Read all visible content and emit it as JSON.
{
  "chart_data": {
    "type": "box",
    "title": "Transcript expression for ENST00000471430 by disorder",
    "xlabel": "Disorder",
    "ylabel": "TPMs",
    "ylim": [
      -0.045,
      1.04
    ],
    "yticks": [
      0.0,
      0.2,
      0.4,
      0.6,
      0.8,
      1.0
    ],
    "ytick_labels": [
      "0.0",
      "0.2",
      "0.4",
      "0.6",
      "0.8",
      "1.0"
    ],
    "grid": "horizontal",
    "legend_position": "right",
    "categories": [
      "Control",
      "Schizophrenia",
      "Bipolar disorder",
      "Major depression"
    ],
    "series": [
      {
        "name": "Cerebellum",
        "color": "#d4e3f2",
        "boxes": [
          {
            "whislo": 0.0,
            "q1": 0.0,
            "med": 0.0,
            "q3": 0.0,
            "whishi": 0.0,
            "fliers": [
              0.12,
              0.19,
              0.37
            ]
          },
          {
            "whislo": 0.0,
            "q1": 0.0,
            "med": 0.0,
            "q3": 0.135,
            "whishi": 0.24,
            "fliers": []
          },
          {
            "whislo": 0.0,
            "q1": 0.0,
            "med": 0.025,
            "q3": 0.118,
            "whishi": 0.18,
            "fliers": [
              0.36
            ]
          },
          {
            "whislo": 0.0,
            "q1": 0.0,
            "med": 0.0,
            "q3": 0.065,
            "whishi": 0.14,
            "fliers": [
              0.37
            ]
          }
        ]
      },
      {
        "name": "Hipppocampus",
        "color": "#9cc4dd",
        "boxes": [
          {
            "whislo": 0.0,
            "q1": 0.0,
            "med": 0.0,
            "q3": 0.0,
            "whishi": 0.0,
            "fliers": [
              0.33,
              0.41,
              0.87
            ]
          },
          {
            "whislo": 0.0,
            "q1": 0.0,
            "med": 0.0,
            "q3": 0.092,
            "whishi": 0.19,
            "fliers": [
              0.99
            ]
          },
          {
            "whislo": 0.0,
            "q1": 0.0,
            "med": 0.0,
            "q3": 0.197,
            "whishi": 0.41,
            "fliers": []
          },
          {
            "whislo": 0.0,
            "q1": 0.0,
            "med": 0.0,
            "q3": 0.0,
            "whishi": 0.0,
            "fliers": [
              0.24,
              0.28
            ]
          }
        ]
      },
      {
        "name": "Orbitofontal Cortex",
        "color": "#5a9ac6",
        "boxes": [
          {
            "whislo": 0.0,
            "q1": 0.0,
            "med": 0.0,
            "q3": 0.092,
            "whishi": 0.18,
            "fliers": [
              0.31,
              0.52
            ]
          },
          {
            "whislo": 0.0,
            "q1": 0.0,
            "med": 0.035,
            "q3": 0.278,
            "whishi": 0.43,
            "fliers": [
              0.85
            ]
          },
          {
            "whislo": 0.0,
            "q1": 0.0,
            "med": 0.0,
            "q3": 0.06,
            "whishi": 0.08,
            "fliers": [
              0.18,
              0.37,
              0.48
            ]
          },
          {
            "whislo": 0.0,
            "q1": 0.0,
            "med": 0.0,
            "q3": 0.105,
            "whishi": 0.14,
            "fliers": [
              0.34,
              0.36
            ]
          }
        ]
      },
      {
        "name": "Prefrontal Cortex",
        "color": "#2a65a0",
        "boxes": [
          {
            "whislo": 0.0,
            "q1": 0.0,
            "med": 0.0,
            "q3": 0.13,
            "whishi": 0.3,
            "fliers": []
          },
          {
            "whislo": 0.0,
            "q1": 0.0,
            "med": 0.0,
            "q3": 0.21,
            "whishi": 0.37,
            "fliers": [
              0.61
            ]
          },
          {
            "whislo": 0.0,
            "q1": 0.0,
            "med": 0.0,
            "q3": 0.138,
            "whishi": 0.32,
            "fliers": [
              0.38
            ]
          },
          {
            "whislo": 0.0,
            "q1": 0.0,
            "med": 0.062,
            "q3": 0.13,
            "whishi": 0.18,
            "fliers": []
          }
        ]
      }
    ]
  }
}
▬▬▬▬▬▬▬▬▬▬
» Task brief: Each line of the listing above should be output exactly.

» Result of the exercise:
Read all visible content and emit it as JSON.
{
  "chart_data": {
    "type": "box",
    "title": "Transcript expression for ENST00000471430 by disorder",
    "xlabel": "Disorder",
    "ylabel": "TPMs",
    "ylim": [
      -0.045,
      1.04
    ],
    "yticks": [
      0.0,
      0.2,
      0.4,
      0.6,
      0.8,
      1.0
    ],
    "ytick_labels": [
      "0.0",
      "0.2",
      "0.4",
      "0.6",
      "0.8",
      "1.0"
    ],
    "grid": "horizontal",
    "legend_position": "right",
    "categories": [
      "Control",
      "Schizophrenia",
      "Bipolar disorder",
      "Major depression"
    ],
    "series": [
      {
        "name": "Cerebellum",
        "color": "#d4e3f2",
        "boxes": [
          {
            "whislo": 0.0,
            "q1": 0.0,
            "med": 0.0,
            "q3": 0.0,
            "whishi": 0.0,
            "fliers": [
              0.12,
              0.19,
              0.37
            ]
          },
          {
            "whislo": 0.0,
            "q1": 0.0,
            "med": 0.0,
            "q3": 0.135,
            "whishi": 0.24,
            "fliers": []
          },
          {
            "whislo": 0.0,
            "q1": 0.0,
            "med": 0.025,
            "q3": 0.118,
            "whishi": 0.18,
            "fliers": [
              0.36
            ]
          },
          {
            "whislo": 0.0,
            "q1": 0.0,
            "med": 0.0,
            "q3": 0.065,
            "whishi": 0.14,
            "fliers": [
              0.37
            ]
          }
        ]
      },
      {
        "name": "Hipppocampus",
        "color": "#9cc4dd",
        "boxes": [
          {
            "whislo": 0.0,
            "q1": 0.0,
            "med": 0.0,
            "q3": 0.0,
            "whishi": 0.0,
            "fliers": [
              0.33,
              0.41,
              0.87
            ]
          },
          {
            "whislo": 0.0,
            "q1": 0.0,
            "med": 0.0,
            "q3": 0.092,
            "whishi": 0.19,
            "fliers": [
              0.99
            ]
          },
          {
            "whislo": 0.0,
            "q1": 0.0,
            "med": 0.0,
            "q3": 0.197,
            "whishi": 0.41,
            "fliers": []
          },
          {
            "whislo": 0.0,
            "q1": 0.0,
            "med": 0.0,
            "q3": 0.0,
            "whishi": 0.0,
            "fliers": [
              0.24,
              0.28
            ]
          }
        ]
      },
      {
        "name": "Orbitofontal Cortex",
        "color": "#5a9ac6",
        "boxes": [
          {
            "whislo": 0.0,
            "q1": 0.0,
            "med": 0.0,
            "q3": 0.092,
            "whishi": 0.18,
            "fliers": [
              0.31,
              0.52
            ]
          },
          {
            "whislo": 0.0,
            "q1": 0.0,
            "med": 0.035,
            "q3": 0.278,
            "whishi": 0.43,
            "fliers": [
              0.85
            ]
          },
          {
            "whislo": 0.0,
            "q1": 0.0,
            "med": 0.0,
            "q3": 0.06,
            "whishi": 0.08,
            "fliers": [
              0.18,
              0.37,
              0.48
            ]
          },
          {
            "whislo": 0.0,
            "q1": 0.0,
            "med": 0.0,
            "q3": 0.105,
            "whishi": 0.14,
            "fliers": [
              0.34,
              0.36
            ]
          }
        ]
      },
      {
        "name": "Prefrontal Cortex",
        "color": "#2a65a0",
        "boxes": [
          {
            "whislo": 0.0,
            "q1": 0.0,
            "med": 0.0,
            "q3": 0.13,
            "whishi": 0.3,
            "fliers": []
          },
          {
            "whislo": 0.0,
            "q1": 0.0,
            "med": 0.0,
            "q3": 0.21,
            "whishi": 0.37,
            "fliers": [
              0.61
            ]
          },
          {
            "whislo": 0.0,
            "q1": 0.0,
            "med": 0.0,
            "q3": 0.138,
            "whishi": 0.32,
            "fliers": [
              0.38
            ]
          },
          {
            "whislo": 0.0,
            "q1": 0.0,
            "med": 0.062,
            "q3": 0.13,
            "whishi": 0.18,
            "fliers": []
          }
        ]
      }
    ]
  }
}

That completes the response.